SET PROBLEM: Return the listing below verbatim. Pictures do not belong in the copy.

DATA PROVIDED:
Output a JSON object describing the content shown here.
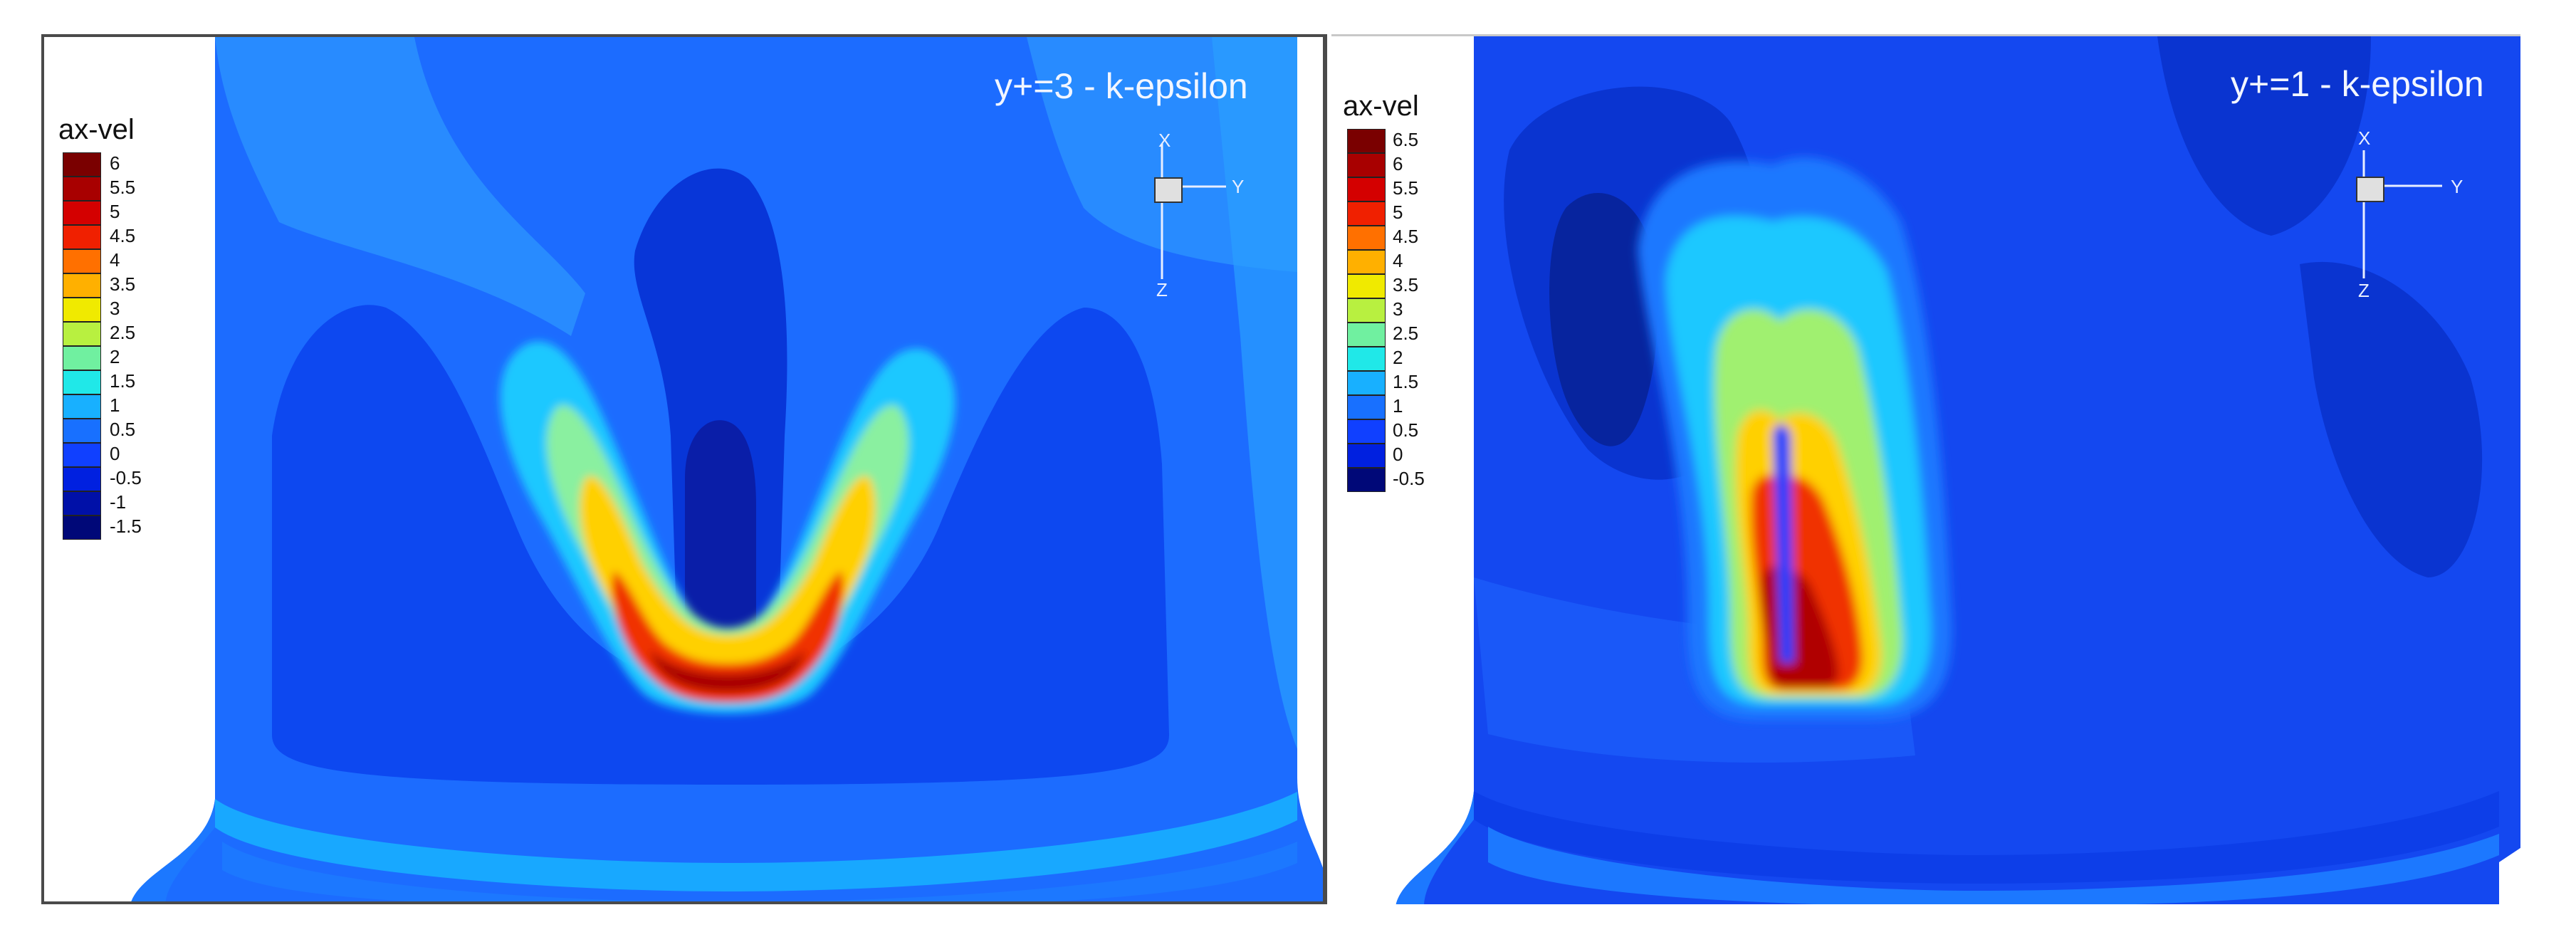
{
  "panels": [
    {
      "title": "y+=3 - k-epsilon",
      "legend": {
        "title": "ax-vel",
        "labels": [
          "6",
          "5.5",
          "5",
          "4.5",
          "4",
          "3.5",
          "3",
          "2.5",
          "2",
          "1.5",
          "1",
          "0.5",
          "0",
          "-0.5",
          "-1",
          "-1.5"
        ],
        "colors": [
          "#7a0000",
          "#a80000",
          "#d40000",
          "#f02000",
          "#ff7000",
          "#ffb000",
          "#f0ea00",
          "#b8f040",
          "#70f0a0",
          "#20e8e8",
          "#18b0ff",
          "#1870ff",
          "#1040ff",
          "#0020e0",
          "#0010a8",
          "#000878"
        ]
      },
      "axes": {
        "x": "X",
        "y": "Y",
        "z": "Z"
      }
    },
    {
      "title": "y+=1 - k-epsilon",
      "legend": {
        "title": "ax-vel",
        "labels": [
          "6.5",
          "6",
          "5.5",
          "5",
          "4.5",
          "4",
          "3.5",
          "3",
          "2.5",
          "2",
          "1.5",
          "1",
          "0.5",
          "0",
          "-0.5"
        ],
        "colors": [
          "#7a0000",
          "#a80000",
          "#d40000",
          "#f02000",
          "#ff7000",
          "#ffb000",
          "#f0ea00",
          "#b8f040",
          "#70f0a0",
          "#20e8e8",
          "#18b0ff",
          "#1870ff",
          "#1040ff",
          "#0020e0",
          "#000878"
        ]
      },
      "axes": {
        "x": "X",
        "y": "Y",
        "z": "Z"
      }
    }
  ]
}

CORRECT RESULT:
Output a JSON object describing the content shown here.
{
  "panels": [
    {
      "title": "y+=3 - k-epsilon",
      "legend": {
        "title": "ax-vel",
        "labels": [
          "6",
          "5.5",
          "5",
          "4.5",
          "4",
          "3.5",
          "3",
          "2.5",
          "2",
          "1.5",
          "1",
          "0.5",
          "0",
          "-0.5",
          "-1",
          "-1.5"
        ],
        "colors": [
          "#7a0000",
          "#a80000",
          "#d40000",
          "#f02000",
          "#ff7000",
          "#ffb000",
          "#f0ea00",
          "#b8f040",
          "#70f0a0",
          "#20e8e8",
          "#18b0ff",
          "#1870ff",
          "#1040ff",
          "#0020e0",
          "#0010a8",
          "#000878"
        ]
      },
      "axes": {
        "x": "X",
        "y": "Y",
        "z": "Z"
      }
    },
    {
      "title": "y+=1 - k-epsilon",
      "legend": {
        "title": "ax-vel",
        "labels": [
          "6.5",
          "6",
          "5.5",
          "5",
          "4.5",
          "4",
          "3.5",
          "3",
          "2.5",
          "2",
          "1.5",
          "1",
          "0.5",
          "0",
          "-0.5"
        ],
        "colors": [
          "#7a0000",
          "#a80000",
          "#d40000",
          "#f02000",
          "#ff7000",
          "#ffb000",
          "#f0ea00",
          "#b8f040",
          "#70f0a0",
          "#20e8e8",
          "#18b0ff",
          "#1870ff",
          "#1040ff",
          "#0020e0",
          "#000878"
        ]
      },
      "axes": {
        "x": "X",
        "y": "Y",
        "z": "Z"
      }
    }
  ]
}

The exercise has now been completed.